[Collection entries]
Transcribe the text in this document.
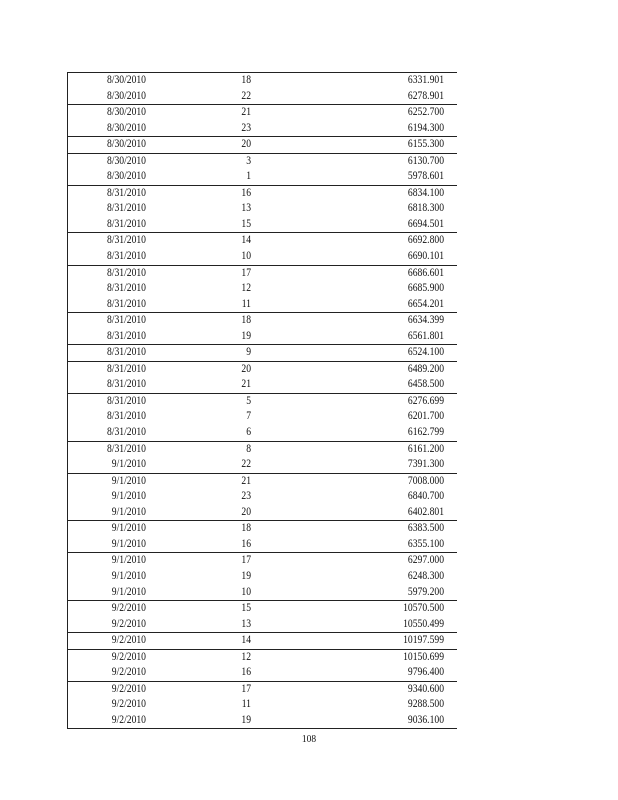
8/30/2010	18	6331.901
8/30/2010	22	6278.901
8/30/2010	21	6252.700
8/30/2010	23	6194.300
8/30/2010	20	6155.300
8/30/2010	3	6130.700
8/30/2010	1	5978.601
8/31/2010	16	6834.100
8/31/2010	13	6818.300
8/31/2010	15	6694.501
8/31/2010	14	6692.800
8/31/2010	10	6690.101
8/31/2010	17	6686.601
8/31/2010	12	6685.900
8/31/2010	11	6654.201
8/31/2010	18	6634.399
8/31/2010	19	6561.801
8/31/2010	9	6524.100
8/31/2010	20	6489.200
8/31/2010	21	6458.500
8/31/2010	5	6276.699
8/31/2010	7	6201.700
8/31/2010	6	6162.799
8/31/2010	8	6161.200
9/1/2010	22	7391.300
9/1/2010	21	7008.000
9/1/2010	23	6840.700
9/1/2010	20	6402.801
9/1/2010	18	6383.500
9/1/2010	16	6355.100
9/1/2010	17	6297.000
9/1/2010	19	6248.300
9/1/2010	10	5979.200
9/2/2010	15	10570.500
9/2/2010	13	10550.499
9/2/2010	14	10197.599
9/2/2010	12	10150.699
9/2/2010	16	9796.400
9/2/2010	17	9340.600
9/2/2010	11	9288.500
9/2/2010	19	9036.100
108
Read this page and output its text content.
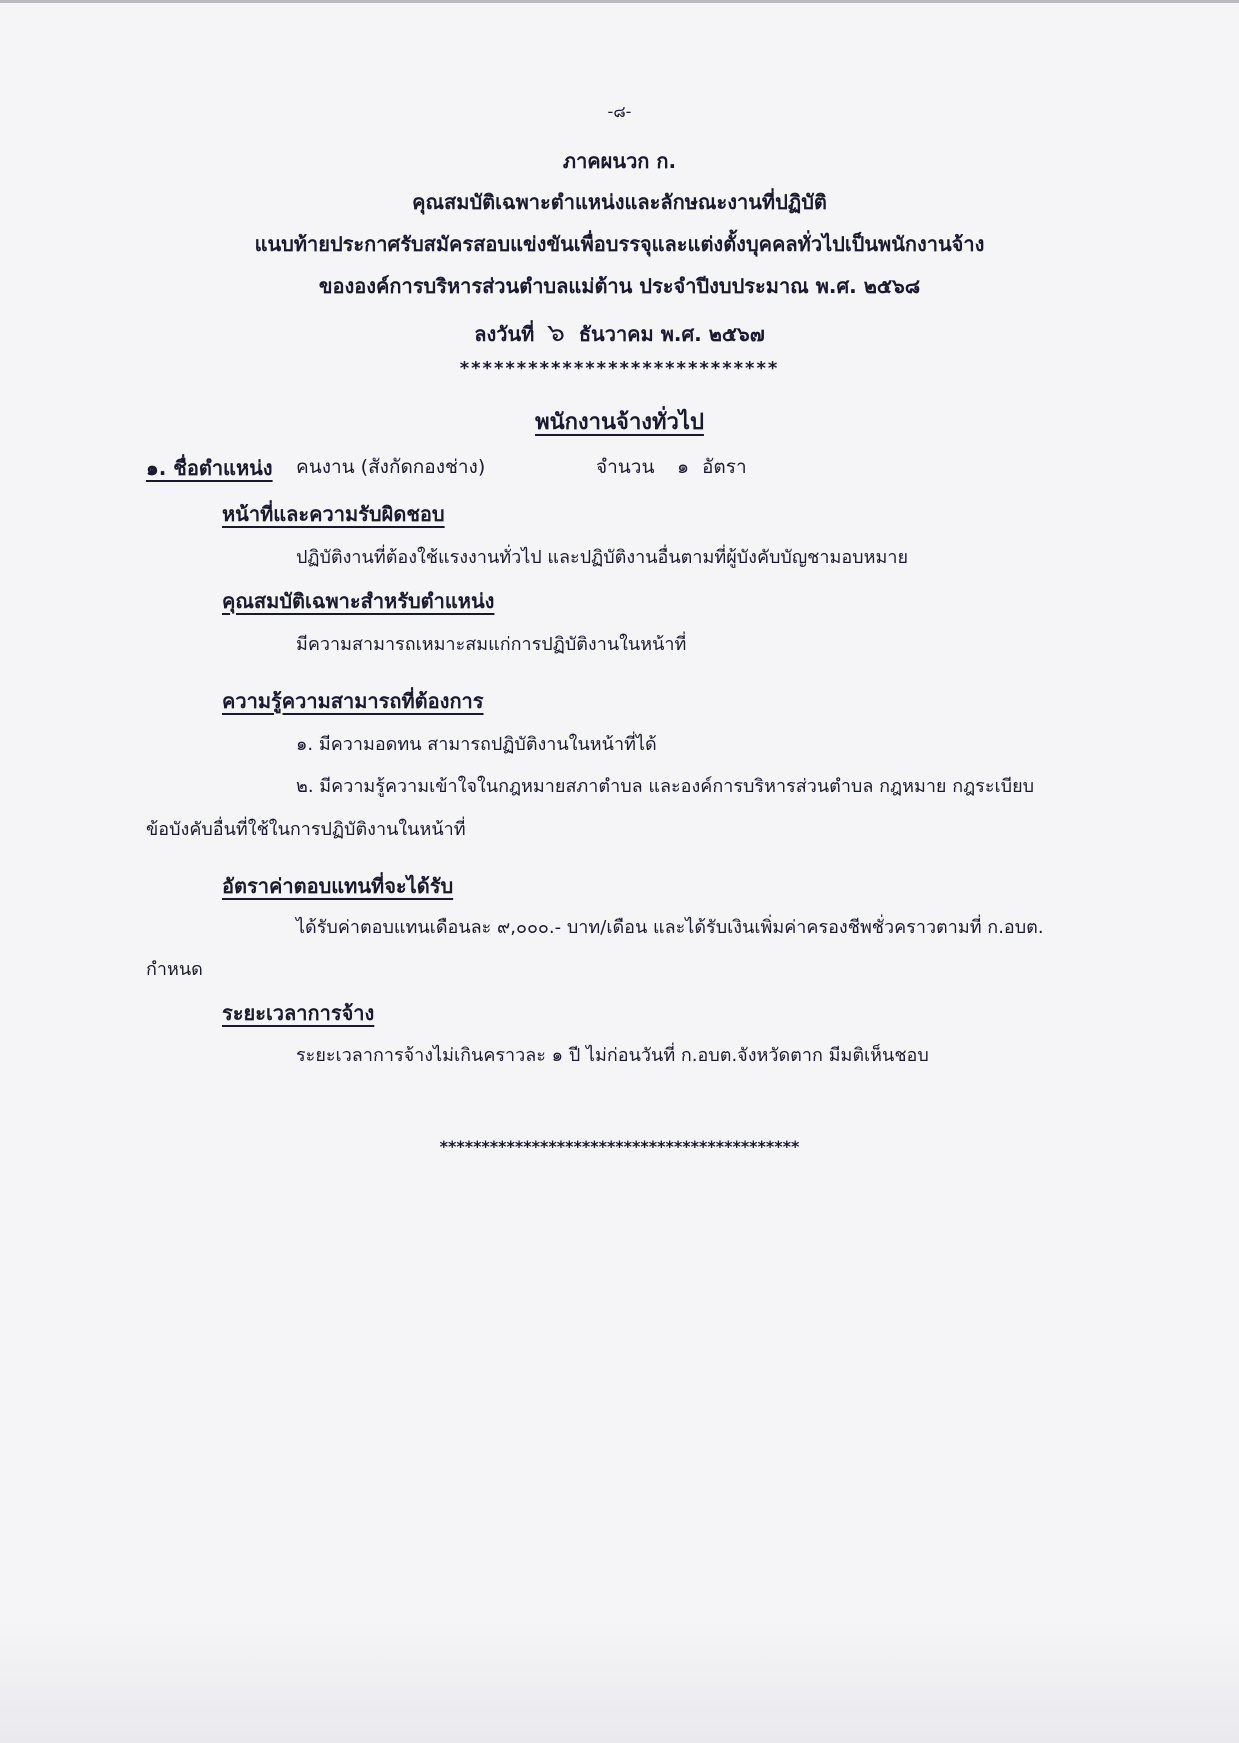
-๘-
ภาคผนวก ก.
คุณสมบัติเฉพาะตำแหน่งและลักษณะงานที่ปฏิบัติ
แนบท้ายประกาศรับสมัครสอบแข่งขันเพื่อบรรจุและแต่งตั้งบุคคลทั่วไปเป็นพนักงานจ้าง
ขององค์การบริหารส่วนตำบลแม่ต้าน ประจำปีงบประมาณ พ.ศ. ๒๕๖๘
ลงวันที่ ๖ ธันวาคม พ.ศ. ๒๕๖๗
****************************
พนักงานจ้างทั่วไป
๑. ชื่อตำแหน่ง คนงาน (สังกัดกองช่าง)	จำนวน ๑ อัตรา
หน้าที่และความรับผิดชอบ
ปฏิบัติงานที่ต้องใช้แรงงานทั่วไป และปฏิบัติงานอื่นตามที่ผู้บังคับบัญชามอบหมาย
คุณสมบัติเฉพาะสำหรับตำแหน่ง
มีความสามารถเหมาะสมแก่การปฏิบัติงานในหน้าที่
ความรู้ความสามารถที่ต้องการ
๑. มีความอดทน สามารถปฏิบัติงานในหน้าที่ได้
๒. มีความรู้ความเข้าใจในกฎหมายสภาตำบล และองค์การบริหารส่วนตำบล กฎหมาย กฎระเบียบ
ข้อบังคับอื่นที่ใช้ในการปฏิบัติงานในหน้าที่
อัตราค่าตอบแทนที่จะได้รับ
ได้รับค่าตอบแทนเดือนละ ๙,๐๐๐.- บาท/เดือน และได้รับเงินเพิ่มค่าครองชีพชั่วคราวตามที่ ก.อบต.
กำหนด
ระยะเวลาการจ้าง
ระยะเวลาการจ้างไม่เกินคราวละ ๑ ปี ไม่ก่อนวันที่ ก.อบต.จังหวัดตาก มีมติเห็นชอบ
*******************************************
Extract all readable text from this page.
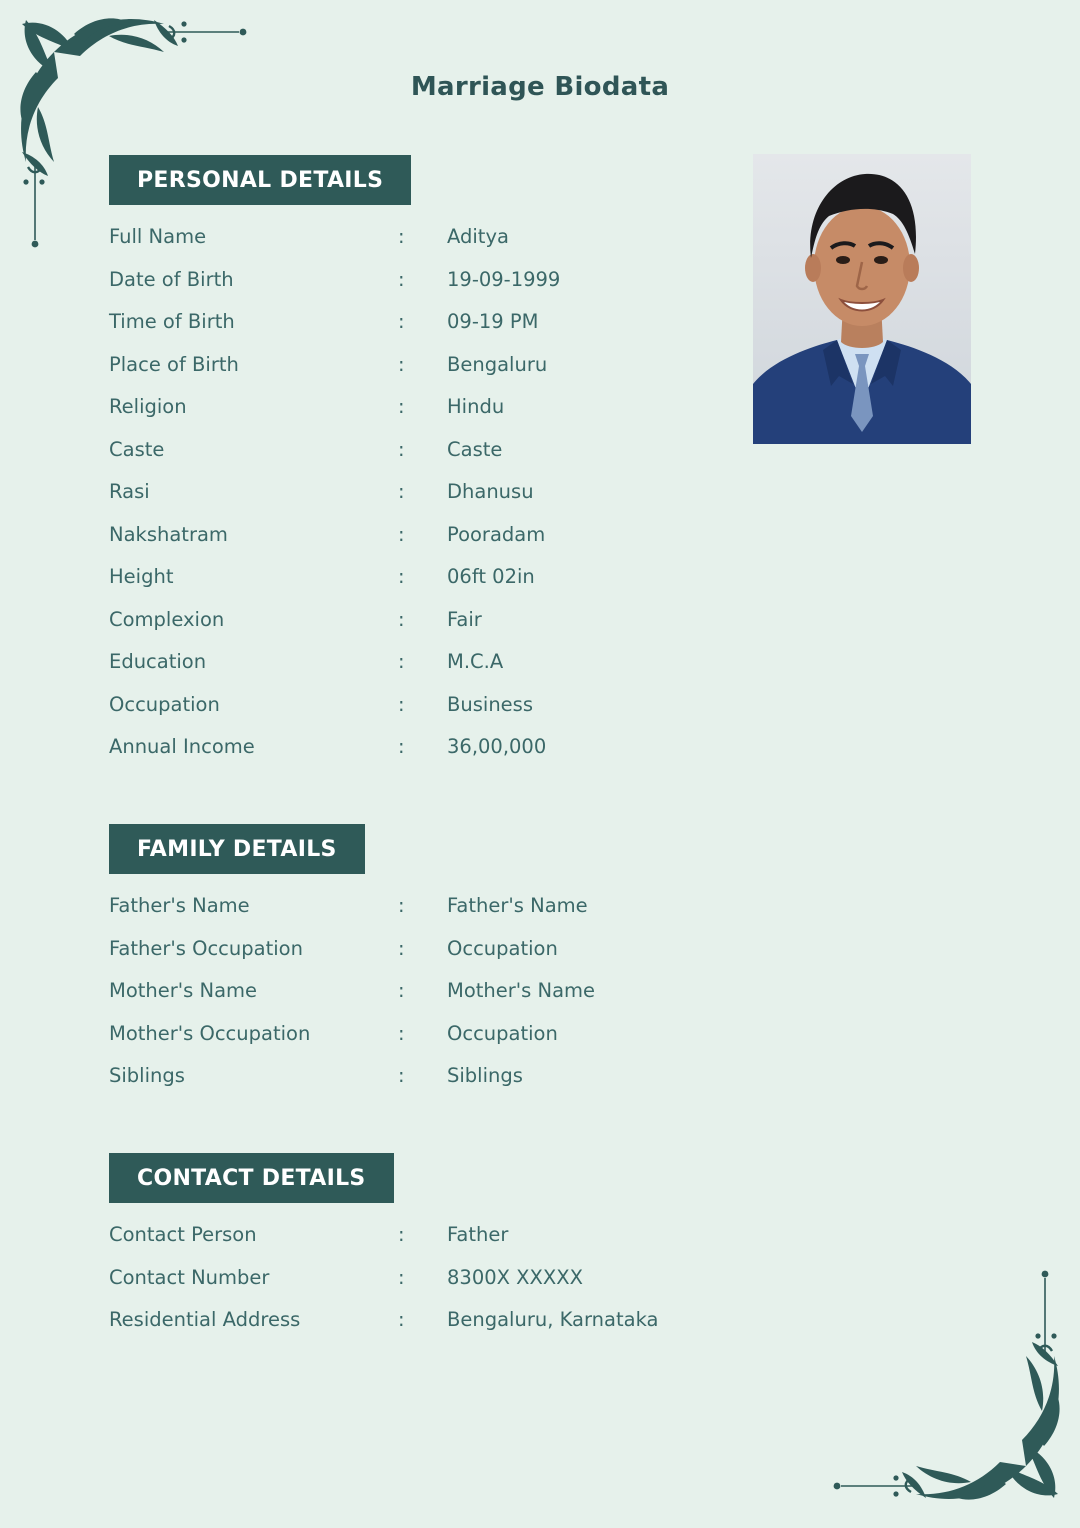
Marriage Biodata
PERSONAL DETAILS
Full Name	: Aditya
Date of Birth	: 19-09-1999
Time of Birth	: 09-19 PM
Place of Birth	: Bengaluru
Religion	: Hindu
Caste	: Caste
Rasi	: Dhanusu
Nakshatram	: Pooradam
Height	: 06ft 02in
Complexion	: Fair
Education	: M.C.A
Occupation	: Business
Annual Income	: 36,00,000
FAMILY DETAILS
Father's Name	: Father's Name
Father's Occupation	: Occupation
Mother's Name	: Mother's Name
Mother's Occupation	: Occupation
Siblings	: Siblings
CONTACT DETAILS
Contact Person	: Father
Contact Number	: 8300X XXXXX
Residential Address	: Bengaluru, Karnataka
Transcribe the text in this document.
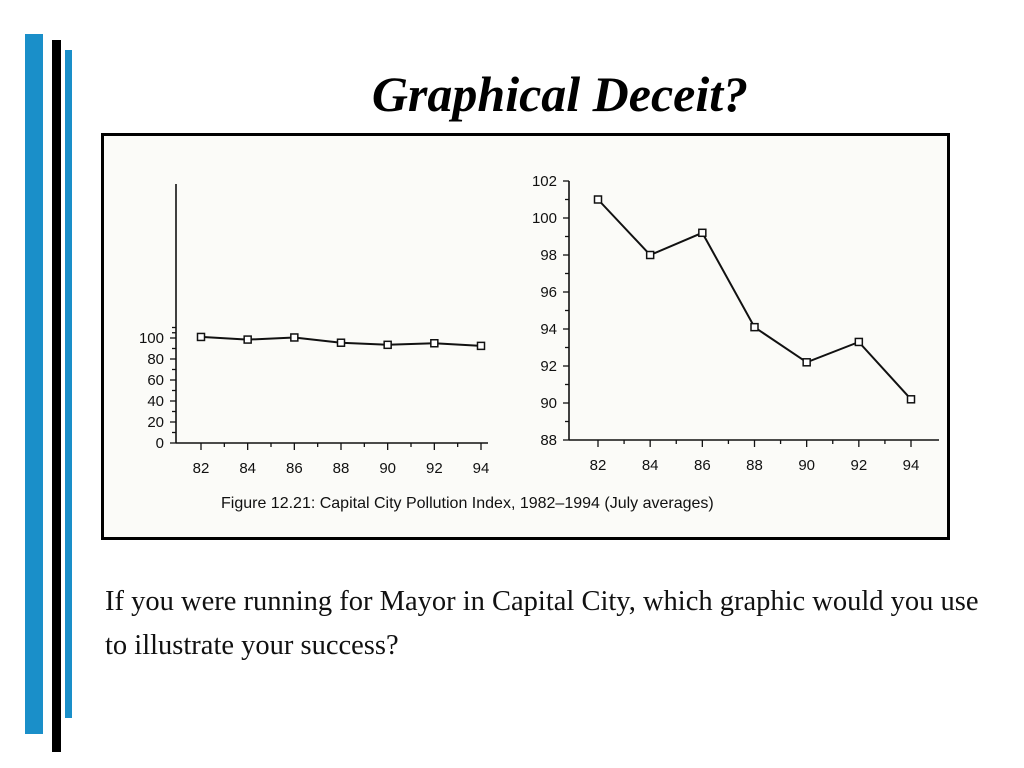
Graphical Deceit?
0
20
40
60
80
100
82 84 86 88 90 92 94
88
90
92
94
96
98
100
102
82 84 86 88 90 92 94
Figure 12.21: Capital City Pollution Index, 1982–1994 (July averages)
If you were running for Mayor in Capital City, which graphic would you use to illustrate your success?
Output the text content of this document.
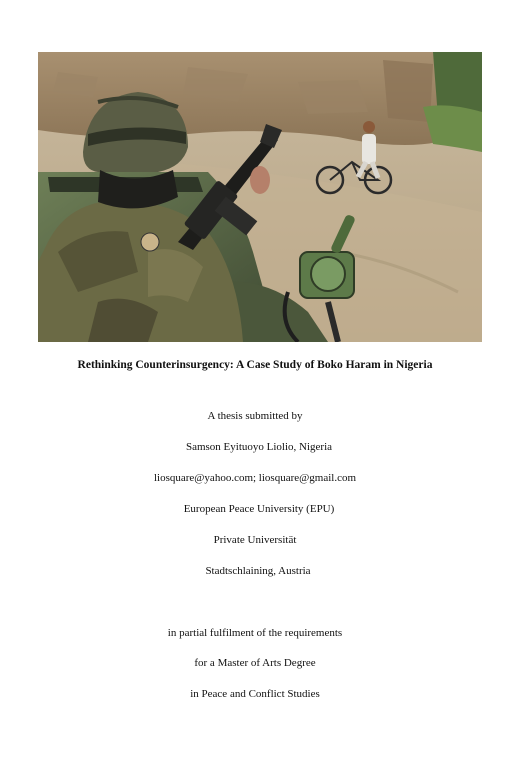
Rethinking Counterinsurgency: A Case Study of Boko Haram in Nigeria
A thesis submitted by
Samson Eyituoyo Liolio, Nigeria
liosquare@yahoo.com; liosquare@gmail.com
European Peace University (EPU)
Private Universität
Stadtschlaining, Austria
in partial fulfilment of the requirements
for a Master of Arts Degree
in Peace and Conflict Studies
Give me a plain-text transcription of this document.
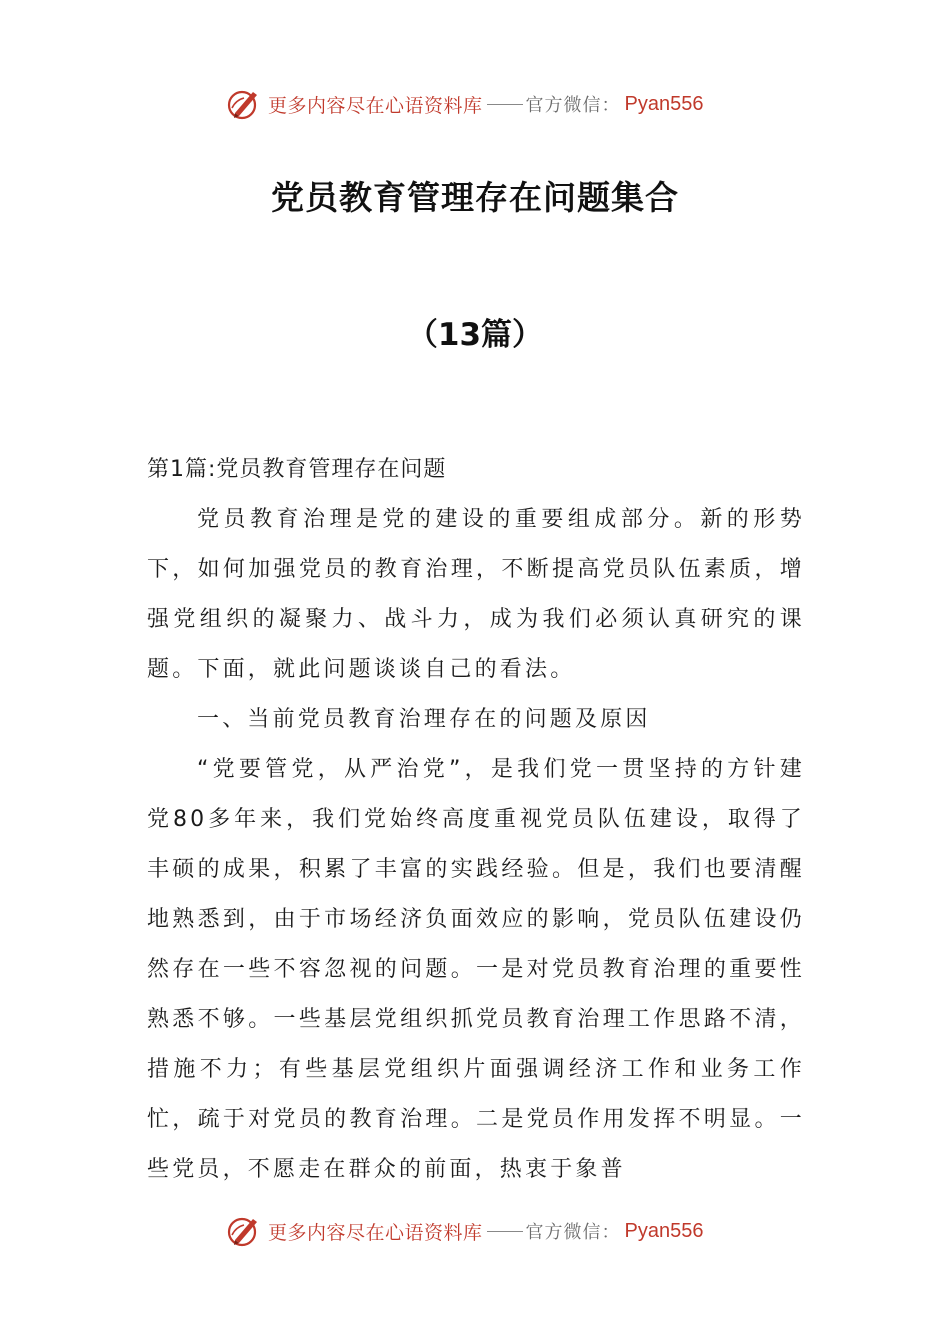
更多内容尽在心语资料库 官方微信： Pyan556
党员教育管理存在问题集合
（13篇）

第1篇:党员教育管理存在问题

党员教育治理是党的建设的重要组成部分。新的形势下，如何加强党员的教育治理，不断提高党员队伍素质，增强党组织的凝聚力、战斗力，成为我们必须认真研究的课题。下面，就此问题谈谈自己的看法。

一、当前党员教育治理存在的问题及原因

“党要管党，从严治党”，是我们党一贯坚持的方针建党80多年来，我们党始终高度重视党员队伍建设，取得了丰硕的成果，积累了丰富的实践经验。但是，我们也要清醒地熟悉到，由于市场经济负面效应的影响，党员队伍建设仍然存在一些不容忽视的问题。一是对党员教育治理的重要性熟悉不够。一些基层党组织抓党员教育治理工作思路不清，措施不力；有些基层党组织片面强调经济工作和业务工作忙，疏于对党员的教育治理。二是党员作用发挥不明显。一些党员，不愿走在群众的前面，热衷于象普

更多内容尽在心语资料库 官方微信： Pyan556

[EXERCISE INSTRUCTIONS] Leave the pictures out, and please copy only the lines from the one with "Extract all readable text from this page." through the end of the listing.

[COMPLETE ANSWER]
Extract all readable text from this page.
Marriage Biodata
PERSONAL DETAILS
Full Name	: Aditya
Date of Birth	: 19-09-1999
Time of Birth	: 09-19 PM
Place of Birth	: Bengaluru
Religion	: Hindu
Caste	: Caste
Rasi	: Dhanusu
Nakshatram	: Pooradam
Height	: 06ft 02in
Complexion	: Fair
Education	: M.C.A
Occupation	: Business
Annual Income	: 36,00,000
FAMILY DETAILS
Father's Name	: Father's Name
Father's Occupation	: Occupation
Mother's Name	: Mother's Name
Mother's Occupation	: Occupation
Siblings	: Siblings
CONTACT DETAILS
Contact Person	: Father
Contact Number	: 8300X XXXXX
Residential Address	: Bengaluru, Karnataka
Transcribe the text in this document.
Graphical Deceit?
0
20
40
60
80
100
82 84 86 88 90 92 94
88
90
92
94
96
98
100
102
82 84 86 88 90 92 94
Figure 12.21: Capital City Pollution Index, 1982–1994 (July averages)
If you were running for Mayor in Capital City, which graphic would you use to illustrate your success?
Output the text content of this document.
Rethinking Counterinsurgency: A Case Study of Boko Haram in Nigeria
A thesis submitted by
Samson Eyituoyo Liolio, Nigeria
liosquare@yahoo.com; liosquare@gmail.com
European Peace University (EPU)
Private Universität
Stadtschlaining, Austria
in partial fulfilment of the requirements
for a Master of Arts Degree
in Peace and Conflict Studies
Give me a plain-text transcription of this document.
更多内容尽在心语资料库 官方微信： Pyan556
党员教育管理存在问题集合
（13篇）

第1篇:党员教育管理存在问题

党员教育治理是党的建设的重要组成部分。新的形势下，如何加强党员的教育治理，不断提高党员队伍素质，增强党组织的凝聚力、战斗力，成为我们必须认真研究的课题。下面，就此问题谈谈自己的看法。

一、当前党员教育治理存在的问题及原因

“党要管党，从严治党”，是我们党一贯坚持的方针建党80多年来，我们党始终高度重视党员队伍建设，取得了丰硕的成果，积累了丰富的实践经验。但是，我们也要清醒地熟悉到，由于市场经济负面效应的影响，党员队伍建设仍然存在一些不容忽视的问题。一是对党员教育治理的重要性熟悉不够。一些基层党组织抓党员教育治理工作思路不清，措施不力；有些基层党组织片面强调经济工作和业务工作忙，疏于对党员的教育治理。二是党员作用发挥不明显。一些党员，不愿走在群众的前面，热衷于象普

更多内容尽在心语资料库 官方微信： Pyan556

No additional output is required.